:: Records for the task

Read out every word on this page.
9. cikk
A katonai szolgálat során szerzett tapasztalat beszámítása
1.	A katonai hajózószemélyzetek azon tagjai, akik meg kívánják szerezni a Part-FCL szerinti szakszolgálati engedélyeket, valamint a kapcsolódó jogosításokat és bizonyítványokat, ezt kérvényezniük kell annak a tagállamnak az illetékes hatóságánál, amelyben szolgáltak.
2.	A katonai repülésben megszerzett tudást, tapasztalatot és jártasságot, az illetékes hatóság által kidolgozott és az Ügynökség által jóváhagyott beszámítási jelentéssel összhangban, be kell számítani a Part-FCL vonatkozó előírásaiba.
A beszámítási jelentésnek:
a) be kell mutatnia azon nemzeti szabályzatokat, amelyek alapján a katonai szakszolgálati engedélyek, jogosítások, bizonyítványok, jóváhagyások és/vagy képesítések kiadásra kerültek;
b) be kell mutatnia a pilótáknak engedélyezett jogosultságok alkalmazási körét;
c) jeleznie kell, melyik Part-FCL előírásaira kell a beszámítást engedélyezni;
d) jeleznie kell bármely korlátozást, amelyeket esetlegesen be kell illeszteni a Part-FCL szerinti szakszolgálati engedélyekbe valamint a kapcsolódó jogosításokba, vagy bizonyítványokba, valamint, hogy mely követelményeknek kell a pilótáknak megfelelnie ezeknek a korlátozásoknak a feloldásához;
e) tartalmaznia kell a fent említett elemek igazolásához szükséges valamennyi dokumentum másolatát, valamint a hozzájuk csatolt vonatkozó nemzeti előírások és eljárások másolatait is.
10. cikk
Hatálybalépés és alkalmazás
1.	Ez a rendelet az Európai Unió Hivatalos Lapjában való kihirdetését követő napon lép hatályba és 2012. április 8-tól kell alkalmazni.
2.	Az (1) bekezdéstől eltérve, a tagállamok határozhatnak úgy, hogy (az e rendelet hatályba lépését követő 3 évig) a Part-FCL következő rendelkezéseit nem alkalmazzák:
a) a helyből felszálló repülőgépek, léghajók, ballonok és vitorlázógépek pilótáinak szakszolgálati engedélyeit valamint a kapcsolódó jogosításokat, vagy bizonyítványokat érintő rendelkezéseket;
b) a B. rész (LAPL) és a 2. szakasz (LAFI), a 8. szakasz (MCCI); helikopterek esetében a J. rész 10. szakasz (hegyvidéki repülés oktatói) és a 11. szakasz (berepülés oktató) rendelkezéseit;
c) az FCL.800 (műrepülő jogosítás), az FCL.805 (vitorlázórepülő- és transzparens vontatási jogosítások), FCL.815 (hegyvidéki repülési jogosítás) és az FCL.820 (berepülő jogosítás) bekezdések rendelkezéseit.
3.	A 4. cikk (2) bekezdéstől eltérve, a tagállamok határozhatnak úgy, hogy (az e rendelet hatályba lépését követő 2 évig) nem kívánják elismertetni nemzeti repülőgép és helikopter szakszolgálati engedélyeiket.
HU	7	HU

::::

### Given problem
Return each line of the data that contains the string "évig".

### Result of the exercise
2.	Az (1) bekezdéstől eltérve, a tagállamok határozhatnak úgy, hogy (az e rendelet hatályba lépését követő 3 évig) a Part-FCL következő rendelkezéseit nem alkalmazzák:
3.	A 4. cikk (2) bekezdéstől eltérve, a tagállamok határozhatnak úgy, hogy (az e rendelet hatályba lépését követő 2 évig) nem kívánják elismertetni nemzeti repülőgép és helikopter szakszolgálati engedélyeiket.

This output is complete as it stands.